------ TEXT EXCERPT ------

Apparently, what salt does, and I only know this from watching that salt-fat-acid heat show, is salt just emphasises the flavour that's already there.
Yes.
It's why that says that show says it.
But you can use too much salt, I guess.
I believe that show.
I am aghast when I see like grown-up chefs putting handfuls of salt into salt.
It's mad, isn't it?
I don't like it.
I'm not sure it's good for you.
And look at me.
I eat really good for you food, as you can tell.
But I would put a tiny bit of salt in what's inside that pasty.
I would enjoy that.
Tiny, tiny amount.
But if I'm tasting salt over the actual flavour of the food,
and most food has its own proper flavour.
I don't think we're used to what the flavours are anymore without the salt.
Yeah.
I think it's mad when you see what restaurant chefs put in.
The amount of salt and butter they put into it.
Salt and cream.
And cream.
Yeah.
It is shocking.
And sugar for dessert.
Yeah.
When you see them making the dessert and there's three pour in a bucket of sugar in it.
Yeah.
But rather you've reacted to it in a way of saying, well, that's too much salt.
I don't do that at home and my food's fine.
Yes.
Whereas what I've done is now when I cook at home, I put as much salt in as a restaurant chef.
No, no.
Please stop that immediately.
I love it.
Do you think you're a salt addict?
Yeah, definitely a salt addict.
Are you?
Sure.
Yeah.
Okay.
I have a big like tub of flaky salt, moulden sea salt.
Yeah.
And in one of those like sealed things with a with a catch on it.
Yeah.
And I pop that open.
I love listening.
Oh, my God.
Here we go.
With every meal.
Yeah, yeah, yeah.
Before tasting.
Yeah, yeah, yeah.
Yeah.
Well, certainly, like, if I'm having eggs in the morning, that's eggs.
I sort of get it on eggs.
I sort of get that.
It's a blizzard, it's blizzard.
Very sparing.
Where are you with pepper?
I like pepper.
Yeah, got a big black pepper grinder.
Love a bit of that.
Don't you think it's a bit boring?
Like, ooh, I've made my meal.
Salt, salt, salt, pepper, pepper, pepper.
I find.
Nobody's thinking of other things.
Why don't they go, ooh, licorice?
You know, why don't they go, ooh, chocolate?

------

§ **TO DO**: Copy the conversation about salt from "I believe that" to "would enjoy that.", substituting "sandwich" for "pasty". The entries that follow were taken from a separate source.

------ DATA SHOWN ------

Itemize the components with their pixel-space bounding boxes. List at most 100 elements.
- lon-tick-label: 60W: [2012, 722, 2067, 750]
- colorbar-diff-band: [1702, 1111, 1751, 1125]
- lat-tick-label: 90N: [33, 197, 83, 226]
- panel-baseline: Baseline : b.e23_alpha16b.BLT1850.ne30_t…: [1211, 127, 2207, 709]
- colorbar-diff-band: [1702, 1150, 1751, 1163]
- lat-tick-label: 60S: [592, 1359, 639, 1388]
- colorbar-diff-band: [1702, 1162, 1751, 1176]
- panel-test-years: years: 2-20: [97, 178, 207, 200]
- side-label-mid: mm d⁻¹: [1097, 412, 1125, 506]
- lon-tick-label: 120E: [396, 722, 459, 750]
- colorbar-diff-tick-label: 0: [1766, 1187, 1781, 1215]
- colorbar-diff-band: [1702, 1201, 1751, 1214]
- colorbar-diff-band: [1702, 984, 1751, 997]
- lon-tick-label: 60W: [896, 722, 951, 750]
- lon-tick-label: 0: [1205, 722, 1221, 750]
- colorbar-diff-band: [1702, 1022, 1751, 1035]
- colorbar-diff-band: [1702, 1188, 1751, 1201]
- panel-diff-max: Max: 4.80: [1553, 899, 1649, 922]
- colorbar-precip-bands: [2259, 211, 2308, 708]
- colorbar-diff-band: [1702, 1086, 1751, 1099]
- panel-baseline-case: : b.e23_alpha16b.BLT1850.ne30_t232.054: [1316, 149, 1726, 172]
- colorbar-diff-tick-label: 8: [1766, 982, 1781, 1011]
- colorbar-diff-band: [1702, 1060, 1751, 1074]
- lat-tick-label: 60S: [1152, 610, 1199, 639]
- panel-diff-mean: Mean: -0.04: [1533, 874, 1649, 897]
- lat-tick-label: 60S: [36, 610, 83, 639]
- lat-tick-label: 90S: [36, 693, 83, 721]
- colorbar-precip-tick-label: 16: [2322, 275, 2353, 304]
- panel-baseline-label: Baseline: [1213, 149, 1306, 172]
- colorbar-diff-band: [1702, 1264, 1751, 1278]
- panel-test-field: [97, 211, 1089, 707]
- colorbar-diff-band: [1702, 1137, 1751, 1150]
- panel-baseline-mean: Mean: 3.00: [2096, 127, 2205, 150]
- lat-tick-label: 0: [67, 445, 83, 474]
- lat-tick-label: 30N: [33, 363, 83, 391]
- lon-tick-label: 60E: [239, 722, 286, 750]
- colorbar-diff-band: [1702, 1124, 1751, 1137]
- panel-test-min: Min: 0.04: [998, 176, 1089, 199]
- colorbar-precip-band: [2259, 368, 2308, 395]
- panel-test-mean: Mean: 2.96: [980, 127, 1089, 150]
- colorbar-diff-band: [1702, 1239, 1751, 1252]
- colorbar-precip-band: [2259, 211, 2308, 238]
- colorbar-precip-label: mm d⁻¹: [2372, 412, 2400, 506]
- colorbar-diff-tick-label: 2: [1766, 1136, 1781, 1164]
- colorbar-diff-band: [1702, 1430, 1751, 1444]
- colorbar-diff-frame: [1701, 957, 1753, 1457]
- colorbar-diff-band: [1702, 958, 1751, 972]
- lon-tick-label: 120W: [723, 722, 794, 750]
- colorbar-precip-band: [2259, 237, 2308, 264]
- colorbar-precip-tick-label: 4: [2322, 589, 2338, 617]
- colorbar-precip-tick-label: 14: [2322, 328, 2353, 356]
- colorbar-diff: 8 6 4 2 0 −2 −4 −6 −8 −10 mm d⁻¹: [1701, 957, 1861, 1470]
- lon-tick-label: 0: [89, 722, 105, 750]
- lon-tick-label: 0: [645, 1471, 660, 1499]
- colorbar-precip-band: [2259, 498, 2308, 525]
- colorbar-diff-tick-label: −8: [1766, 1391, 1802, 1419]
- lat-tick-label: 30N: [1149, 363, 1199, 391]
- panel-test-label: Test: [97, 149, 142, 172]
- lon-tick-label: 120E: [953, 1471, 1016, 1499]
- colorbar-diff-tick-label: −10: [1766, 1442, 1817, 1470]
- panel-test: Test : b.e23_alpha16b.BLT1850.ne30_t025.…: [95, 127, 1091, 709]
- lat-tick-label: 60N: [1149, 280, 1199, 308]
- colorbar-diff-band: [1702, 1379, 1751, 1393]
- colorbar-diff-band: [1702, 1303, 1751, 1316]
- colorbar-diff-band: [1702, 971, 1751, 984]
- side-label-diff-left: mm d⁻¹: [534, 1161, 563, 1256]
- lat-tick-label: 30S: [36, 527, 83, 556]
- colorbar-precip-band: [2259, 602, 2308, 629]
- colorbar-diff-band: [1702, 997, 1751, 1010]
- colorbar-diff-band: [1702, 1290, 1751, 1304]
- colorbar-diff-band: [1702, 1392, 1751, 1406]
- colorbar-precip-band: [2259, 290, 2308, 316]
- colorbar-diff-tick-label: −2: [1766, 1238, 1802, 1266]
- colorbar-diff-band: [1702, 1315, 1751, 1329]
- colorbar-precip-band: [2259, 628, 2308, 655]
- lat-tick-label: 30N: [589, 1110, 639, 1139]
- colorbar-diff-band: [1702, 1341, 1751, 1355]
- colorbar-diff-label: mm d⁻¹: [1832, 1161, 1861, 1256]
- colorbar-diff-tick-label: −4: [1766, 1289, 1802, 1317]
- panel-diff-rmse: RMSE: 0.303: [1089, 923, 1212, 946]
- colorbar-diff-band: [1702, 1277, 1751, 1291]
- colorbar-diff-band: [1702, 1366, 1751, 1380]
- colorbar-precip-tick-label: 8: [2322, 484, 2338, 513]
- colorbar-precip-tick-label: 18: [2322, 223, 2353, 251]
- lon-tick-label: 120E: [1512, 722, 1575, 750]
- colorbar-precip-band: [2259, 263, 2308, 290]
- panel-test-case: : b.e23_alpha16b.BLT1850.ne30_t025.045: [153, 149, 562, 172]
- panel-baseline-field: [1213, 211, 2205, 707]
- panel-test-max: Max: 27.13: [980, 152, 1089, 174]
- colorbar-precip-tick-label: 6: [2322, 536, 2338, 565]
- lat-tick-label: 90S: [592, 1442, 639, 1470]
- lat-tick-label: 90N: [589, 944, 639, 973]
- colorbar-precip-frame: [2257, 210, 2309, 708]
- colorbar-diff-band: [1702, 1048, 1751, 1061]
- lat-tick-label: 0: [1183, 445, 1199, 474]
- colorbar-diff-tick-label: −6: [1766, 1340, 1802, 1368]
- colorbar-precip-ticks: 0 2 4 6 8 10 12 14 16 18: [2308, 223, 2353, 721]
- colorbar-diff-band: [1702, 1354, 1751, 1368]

------

§ **SOLUTION**:
I believe that show.
I am aghast when I see like grown-up chefs putting handfuls of salt into salt.
It's mad, isn't it?
I don't like it.
I'm not sure it's good for you.
And look at me.
I eat really good for you food, as you can tell.
But I would put a tiny bit of salt in what's inside that sandwich.
I would enjoy that.